Lindorm provides the wide table engine (LindormTable) that can automatically separate hot data and cold data based on your requirements. LindormTable archives cold data in cold storage and store hot data in hot storage based on the specified boundary.

Background information

In big data scenarios, business data such as order data and monitoring data grows over time and requires a large storage space. At the same time, large amounts of historical data is archived and rarely used. Enterprises require a cost-effective storage method to store this type of data to reduce costs. To help enterprises reduce storage costs for cold data and separate hot data and cold data in a simple manner, LindormTable provides the hot data and cold data separation feature. This way, hot data and cold data can be stored in different storage media. The unit price of cold storage is only 20% of the unit price of standard storage that is used to store hot data.

LindormTable can automatically separate hot data and cold data in the same wide table based on the boundary that you specify, and archive cold data in cold storage. You can write data to or query data from a wide table that separately stores hot data and cold data in a manner that is almost the same as the manner in which you write data to or query data from a standard table. When you query data from a table that separately stores hot data and cold data, you can specify a hint or a time range. Lindorm determines whether to scan hot data or cold data based on the hint or time range that you specify. This is an automated process that is transparent to you.

How it works

LindormTable determines whether the data that is queried is cold data based on the timestamp when the data is written to the table and the hot data and cold data boundary that you specify. LindormTable stores new data in hot storage and then transfers the data to cold storage after the age of the data exceeds the hot data and cold data boundary. You can change the hot data and cold data boundary based on your business requirements. Data can be transferred from cold storage to hot storage or from hot storage to cold storage.

## Data items

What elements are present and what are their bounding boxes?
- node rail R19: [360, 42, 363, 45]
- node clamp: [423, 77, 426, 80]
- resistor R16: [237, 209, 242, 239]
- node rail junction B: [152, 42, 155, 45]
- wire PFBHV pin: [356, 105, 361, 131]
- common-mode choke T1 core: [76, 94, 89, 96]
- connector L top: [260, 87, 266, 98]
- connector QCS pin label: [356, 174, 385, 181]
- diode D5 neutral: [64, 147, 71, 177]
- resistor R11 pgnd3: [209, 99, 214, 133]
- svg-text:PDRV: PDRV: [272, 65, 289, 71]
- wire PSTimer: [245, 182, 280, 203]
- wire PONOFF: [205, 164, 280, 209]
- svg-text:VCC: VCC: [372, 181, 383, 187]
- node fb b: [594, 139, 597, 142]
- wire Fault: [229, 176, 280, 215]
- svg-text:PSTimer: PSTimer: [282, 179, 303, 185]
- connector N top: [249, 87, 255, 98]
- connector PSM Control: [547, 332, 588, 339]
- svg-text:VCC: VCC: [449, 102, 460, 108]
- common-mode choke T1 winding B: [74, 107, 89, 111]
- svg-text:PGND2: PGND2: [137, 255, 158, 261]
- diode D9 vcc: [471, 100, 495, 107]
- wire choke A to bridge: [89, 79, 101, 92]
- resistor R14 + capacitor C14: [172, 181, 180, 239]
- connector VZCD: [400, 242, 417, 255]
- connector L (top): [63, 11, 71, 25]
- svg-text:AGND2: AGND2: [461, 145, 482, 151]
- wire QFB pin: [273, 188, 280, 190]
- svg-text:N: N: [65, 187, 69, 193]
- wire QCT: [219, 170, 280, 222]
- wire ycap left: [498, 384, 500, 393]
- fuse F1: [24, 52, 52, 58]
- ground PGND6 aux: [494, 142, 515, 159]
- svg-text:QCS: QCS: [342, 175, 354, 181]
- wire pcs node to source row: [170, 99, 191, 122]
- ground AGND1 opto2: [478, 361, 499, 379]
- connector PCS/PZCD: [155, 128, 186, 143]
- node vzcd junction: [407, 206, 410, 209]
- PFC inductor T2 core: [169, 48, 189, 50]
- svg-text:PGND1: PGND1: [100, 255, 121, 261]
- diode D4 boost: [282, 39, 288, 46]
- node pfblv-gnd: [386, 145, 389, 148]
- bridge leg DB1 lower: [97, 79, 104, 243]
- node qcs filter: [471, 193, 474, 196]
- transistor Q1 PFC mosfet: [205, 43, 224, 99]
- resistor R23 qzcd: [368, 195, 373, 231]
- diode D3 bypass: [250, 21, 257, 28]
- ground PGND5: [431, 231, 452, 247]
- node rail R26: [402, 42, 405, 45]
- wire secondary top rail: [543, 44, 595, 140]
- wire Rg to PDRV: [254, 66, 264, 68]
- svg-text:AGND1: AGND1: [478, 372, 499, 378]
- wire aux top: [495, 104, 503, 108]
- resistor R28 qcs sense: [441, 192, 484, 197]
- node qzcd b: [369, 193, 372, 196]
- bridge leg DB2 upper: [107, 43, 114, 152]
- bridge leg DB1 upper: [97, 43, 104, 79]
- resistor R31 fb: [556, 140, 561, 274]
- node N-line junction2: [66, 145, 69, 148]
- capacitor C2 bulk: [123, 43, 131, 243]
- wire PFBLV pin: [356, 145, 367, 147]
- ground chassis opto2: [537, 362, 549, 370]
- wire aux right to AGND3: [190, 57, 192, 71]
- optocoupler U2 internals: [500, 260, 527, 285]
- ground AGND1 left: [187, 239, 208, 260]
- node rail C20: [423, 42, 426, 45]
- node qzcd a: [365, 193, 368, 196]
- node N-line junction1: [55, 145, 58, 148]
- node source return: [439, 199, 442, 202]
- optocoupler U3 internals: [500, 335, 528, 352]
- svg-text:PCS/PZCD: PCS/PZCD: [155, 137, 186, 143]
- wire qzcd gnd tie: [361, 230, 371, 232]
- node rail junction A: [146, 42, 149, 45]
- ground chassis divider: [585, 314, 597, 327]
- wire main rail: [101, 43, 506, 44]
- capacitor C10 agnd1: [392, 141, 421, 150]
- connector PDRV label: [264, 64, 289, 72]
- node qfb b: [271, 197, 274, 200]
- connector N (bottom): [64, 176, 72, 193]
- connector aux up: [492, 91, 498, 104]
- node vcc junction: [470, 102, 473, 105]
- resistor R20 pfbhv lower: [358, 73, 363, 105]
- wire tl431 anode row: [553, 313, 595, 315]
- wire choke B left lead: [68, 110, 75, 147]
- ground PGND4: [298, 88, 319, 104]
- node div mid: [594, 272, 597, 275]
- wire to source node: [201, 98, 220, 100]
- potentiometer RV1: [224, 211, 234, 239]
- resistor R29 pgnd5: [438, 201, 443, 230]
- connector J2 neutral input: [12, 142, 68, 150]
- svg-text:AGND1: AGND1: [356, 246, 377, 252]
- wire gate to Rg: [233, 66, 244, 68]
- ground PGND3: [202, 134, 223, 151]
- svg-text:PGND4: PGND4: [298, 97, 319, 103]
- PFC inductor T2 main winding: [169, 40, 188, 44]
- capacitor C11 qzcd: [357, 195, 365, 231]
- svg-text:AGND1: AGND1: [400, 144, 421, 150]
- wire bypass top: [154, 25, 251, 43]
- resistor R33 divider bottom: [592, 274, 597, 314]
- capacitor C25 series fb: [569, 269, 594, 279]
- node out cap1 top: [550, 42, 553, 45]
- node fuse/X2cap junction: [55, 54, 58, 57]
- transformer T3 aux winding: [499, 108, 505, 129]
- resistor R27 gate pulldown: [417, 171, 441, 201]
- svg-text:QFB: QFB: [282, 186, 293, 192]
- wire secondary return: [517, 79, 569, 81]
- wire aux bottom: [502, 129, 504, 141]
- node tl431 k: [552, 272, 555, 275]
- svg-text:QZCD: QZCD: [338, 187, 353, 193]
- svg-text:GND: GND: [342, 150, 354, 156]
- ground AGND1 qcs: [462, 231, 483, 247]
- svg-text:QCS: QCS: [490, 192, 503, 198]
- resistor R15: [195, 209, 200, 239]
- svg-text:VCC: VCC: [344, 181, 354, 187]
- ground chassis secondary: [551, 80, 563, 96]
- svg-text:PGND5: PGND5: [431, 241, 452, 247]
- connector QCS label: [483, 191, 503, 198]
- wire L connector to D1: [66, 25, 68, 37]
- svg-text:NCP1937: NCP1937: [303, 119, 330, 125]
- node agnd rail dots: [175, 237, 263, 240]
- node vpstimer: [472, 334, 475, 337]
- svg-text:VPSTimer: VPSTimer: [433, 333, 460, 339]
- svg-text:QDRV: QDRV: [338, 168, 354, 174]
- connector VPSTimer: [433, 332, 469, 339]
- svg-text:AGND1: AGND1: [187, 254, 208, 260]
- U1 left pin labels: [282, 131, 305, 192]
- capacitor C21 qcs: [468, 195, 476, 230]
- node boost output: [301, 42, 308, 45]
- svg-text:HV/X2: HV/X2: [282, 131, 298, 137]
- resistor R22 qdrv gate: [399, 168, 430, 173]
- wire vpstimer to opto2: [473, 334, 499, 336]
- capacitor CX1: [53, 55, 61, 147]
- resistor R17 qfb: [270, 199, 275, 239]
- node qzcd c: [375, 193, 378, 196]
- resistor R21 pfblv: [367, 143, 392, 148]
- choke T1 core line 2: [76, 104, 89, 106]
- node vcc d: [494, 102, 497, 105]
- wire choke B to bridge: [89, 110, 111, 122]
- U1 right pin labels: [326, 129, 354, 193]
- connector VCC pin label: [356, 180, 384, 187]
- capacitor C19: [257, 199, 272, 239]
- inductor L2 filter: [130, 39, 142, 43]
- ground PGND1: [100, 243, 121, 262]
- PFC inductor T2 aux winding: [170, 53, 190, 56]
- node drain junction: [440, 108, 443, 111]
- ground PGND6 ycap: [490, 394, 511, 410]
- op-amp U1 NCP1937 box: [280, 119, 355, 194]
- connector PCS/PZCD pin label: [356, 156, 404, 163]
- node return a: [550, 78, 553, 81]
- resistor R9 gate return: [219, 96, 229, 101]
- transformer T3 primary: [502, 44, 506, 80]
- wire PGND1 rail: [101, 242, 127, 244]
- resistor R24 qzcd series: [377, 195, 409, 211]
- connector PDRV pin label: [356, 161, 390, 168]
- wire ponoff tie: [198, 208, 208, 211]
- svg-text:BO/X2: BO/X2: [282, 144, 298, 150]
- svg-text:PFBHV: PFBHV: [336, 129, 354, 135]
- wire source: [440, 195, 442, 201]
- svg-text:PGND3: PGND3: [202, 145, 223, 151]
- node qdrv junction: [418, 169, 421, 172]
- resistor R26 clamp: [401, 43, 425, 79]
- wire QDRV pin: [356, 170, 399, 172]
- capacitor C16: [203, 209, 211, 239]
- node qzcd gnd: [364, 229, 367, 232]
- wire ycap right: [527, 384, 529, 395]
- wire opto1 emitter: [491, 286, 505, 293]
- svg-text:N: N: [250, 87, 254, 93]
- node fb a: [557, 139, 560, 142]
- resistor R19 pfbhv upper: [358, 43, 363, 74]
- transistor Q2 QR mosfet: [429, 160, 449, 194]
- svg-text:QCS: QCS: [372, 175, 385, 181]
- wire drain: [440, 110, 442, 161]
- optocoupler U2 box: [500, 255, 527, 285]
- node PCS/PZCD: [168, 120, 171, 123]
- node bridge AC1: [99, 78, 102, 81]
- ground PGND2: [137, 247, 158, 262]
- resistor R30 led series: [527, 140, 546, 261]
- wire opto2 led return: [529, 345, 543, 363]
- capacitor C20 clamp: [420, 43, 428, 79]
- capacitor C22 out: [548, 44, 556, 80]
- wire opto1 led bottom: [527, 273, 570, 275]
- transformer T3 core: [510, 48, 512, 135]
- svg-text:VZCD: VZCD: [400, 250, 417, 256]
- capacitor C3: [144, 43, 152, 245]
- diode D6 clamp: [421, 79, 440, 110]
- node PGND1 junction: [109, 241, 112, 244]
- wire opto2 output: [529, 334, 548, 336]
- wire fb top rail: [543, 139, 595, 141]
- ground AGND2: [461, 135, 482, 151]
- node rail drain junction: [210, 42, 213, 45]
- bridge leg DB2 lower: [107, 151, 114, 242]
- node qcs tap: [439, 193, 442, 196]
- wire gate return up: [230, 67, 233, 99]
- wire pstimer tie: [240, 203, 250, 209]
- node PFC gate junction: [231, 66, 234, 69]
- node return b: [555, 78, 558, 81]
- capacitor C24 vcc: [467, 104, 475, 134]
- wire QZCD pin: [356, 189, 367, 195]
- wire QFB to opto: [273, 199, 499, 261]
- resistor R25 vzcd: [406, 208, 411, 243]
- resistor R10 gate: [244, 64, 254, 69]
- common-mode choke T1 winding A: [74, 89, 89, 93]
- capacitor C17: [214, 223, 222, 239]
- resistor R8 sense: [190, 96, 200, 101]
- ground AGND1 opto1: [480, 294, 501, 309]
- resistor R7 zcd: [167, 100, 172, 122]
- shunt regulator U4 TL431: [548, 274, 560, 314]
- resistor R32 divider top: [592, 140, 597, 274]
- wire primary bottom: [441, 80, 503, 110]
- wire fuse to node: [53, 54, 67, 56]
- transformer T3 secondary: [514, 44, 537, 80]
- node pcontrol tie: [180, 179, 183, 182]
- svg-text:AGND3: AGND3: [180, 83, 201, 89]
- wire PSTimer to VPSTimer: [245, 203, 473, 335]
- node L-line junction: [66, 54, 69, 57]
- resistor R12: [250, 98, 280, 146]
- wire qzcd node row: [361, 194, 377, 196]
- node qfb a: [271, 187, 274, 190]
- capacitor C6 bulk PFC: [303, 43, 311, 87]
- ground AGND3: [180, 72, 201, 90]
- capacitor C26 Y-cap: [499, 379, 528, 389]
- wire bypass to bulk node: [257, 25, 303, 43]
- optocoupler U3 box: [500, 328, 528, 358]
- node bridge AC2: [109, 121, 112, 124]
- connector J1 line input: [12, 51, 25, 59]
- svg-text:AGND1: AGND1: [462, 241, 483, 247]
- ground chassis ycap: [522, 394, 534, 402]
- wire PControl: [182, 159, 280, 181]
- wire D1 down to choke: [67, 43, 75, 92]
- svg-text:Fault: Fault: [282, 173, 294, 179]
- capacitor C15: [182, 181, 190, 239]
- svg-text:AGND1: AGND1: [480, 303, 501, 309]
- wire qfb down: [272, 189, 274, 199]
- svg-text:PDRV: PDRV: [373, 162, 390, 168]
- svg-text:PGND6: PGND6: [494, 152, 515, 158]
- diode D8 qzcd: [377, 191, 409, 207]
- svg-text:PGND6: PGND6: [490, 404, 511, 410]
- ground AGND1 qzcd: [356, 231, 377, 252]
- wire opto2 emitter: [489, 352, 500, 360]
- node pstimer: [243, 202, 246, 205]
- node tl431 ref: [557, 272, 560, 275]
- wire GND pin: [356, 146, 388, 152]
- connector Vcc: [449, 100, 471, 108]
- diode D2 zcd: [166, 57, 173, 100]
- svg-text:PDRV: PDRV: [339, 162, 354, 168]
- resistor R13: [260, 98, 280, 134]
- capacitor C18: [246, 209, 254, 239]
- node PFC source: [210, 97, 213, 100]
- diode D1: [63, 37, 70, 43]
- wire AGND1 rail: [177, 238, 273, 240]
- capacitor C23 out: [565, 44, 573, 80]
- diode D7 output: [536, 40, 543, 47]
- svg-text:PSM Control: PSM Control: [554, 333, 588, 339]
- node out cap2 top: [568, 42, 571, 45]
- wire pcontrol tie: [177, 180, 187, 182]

## Problems
A - Reproduce the portion of the LindormTable hot and cold data passage starting with "In big data" and going on through "store hot data.".
B - Write the next part of the passage on LindormTable's separation of hot and cold data, picking up right after its final sentence.

## Results by task
A -
In big data scenarios, business data such as order data and monitoring data grows over time and requires a large storage space. At the same time, large amounts of historical data is archived and rarely used. Enterprises require a cost-effective storage method to store this type of data to reduce costs. To help enterprises reduce storage costs for cold data and separate hot data and cold data in a simple manner, LindormTable provides the hot data and cold data separation feature. This way, hot data and cold data can be stored in different storage media. The unit price of cold storage is only 20% of the unit price of standard storage that is used to store hot data.

B -
Prerequisites

Specify a hot data and cold data boundary for a table

You can change the value of the COLD_BOUNDARY parameter to change the boundary for hot data and cold data separation. The unit of the value of the COLD_BOUNDARY parameter is seconds. For example, if the value of the COLD_BOUNDARY parameter is 86400, data is archived to cold storage after the data is stored in hot storage for 86,400 seconds, which is equal to one day.

Note You do not need to set the storagetype property of the table or column family to COLD for hot data and cold data separation. If the storagetype property of the table or column family is set to COLD, remove the property. For more information, see Introduction to the cold storage feature.

The following list describes the methods that can be used to configure hot data and cold data separation:

  • Method 1: Use Apache HBase Shell
    // Create a table that separately stores hot data and cold data.
    HBase(main):002:0> create 'chsTable', {NAME=>'f', COLD_BOUNDARY=>'86400'}
    // Disable the hot data and cold data separation feature.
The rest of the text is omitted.